§ **DO THIS**
Keep only the lines of the listing that include the word "document", and copy them.

**** SUPPLIED RECORDS ****

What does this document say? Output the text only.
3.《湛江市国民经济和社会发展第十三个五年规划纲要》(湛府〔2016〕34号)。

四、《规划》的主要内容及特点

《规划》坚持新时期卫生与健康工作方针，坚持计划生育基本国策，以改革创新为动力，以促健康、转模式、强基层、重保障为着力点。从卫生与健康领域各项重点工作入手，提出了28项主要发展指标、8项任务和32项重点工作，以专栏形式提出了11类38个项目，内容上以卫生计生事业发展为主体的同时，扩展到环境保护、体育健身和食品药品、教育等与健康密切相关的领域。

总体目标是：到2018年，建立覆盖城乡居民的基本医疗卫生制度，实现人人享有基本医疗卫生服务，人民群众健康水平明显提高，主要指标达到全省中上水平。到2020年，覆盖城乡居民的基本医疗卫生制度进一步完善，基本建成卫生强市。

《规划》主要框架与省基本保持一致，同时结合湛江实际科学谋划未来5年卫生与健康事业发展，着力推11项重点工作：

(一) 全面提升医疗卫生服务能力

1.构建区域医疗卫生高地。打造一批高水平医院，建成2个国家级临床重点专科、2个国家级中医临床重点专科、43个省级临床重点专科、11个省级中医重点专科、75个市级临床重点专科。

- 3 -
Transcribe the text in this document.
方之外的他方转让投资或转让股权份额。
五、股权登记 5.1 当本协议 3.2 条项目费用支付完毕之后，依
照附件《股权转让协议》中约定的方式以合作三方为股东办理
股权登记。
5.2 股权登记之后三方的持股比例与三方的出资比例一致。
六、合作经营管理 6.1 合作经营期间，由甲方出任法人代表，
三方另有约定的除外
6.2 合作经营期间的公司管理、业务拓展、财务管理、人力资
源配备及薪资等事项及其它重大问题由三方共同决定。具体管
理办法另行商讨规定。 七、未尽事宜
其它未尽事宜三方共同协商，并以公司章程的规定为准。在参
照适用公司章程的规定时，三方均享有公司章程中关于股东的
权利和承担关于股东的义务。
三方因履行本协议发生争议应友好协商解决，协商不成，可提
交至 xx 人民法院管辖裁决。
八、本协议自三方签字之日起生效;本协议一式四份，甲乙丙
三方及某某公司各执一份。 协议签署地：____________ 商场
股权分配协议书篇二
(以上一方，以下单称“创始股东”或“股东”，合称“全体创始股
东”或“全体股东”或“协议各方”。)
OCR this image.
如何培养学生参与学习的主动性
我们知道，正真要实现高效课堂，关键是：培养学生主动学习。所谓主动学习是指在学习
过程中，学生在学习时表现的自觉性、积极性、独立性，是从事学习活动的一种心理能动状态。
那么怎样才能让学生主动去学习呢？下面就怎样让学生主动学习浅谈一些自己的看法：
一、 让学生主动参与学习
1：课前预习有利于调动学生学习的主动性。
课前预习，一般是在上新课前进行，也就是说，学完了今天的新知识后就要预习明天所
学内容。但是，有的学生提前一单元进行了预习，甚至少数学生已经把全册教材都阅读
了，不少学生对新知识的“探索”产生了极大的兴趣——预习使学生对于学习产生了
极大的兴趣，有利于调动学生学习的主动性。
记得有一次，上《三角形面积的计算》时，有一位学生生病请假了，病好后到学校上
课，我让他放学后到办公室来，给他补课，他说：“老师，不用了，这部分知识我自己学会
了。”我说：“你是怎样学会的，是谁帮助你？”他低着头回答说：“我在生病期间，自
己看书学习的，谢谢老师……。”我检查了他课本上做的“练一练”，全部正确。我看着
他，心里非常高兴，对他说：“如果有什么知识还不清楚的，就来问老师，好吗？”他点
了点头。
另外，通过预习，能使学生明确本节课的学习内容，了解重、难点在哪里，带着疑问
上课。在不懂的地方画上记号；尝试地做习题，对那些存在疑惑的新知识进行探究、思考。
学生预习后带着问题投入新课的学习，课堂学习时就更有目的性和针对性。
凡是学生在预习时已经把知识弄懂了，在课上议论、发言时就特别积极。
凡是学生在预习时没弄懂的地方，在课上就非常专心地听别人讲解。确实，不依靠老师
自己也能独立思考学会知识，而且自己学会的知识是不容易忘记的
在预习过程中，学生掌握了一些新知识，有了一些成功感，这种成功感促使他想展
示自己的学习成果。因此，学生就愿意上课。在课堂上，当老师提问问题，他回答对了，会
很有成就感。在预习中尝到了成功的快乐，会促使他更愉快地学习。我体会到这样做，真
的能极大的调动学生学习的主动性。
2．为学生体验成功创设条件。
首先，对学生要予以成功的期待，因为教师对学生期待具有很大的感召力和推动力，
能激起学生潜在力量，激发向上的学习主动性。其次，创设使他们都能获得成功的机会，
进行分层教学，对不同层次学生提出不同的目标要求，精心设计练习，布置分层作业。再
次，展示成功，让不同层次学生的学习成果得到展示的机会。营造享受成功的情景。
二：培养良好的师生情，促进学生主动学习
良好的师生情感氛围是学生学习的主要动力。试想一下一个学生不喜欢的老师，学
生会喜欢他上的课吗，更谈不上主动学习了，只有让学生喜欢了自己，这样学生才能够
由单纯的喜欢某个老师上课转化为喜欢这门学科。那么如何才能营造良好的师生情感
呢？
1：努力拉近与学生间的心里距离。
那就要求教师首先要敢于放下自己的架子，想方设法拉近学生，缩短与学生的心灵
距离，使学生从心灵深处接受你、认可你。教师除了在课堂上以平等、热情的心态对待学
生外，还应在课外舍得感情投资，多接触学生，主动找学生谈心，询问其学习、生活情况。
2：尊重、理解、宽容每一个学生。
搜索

****

§ **RESPONSE**
What does this document say? Output the text only.
Transcribe the text in this document.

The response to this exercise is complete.